--- Start of MATERIAL PROVIDED ---

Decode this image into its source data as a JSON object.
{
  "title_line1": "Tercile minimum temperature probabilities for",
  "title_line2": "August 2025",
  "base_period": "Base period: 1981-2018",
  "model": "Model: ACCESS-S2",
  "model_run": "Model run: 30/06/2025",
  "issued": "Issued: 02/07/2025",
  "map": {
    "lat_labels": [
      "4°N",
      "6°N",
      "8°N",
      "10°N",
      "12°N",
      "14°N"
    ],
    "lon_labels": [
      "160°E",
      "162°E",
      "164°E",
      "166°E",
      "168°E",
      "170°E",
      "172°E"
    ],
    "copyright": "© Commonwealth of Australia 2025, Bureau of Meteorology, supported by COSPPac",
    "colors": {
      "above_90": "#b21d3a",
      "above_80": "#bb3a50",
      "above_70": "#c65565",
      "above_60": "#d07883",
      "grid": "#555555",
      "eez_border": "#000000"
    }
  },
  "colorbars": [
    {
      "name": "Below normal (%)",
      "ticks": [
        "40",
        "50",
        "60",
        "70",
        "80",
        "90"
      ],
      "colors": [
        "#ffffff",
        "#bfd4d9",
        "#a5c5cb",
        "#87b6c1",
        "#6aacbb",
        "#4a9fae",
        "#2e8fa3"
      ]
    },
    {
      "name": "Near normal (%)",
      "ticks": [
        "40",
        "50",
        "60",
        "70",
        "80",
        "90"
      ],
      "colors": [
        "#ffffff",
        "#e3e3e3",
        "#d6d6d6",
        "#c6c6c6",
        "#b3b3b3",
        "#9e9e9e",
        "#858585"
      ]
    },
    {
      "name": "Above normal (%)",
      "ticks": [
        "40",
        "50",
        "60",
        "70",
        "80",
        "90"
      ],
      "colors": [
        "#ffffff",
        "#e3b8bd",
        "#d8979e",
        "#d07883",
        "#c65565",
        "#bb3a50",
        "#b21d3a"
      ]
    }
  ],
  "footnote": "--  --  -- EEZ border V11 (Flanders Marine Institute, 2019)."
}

--- End of MATERIAL PROVIDED ---

= STATED TASK =
Tell how many lines in the material contain the word "normal". Only the number is wanted.

= ANSWER IN FULL =
3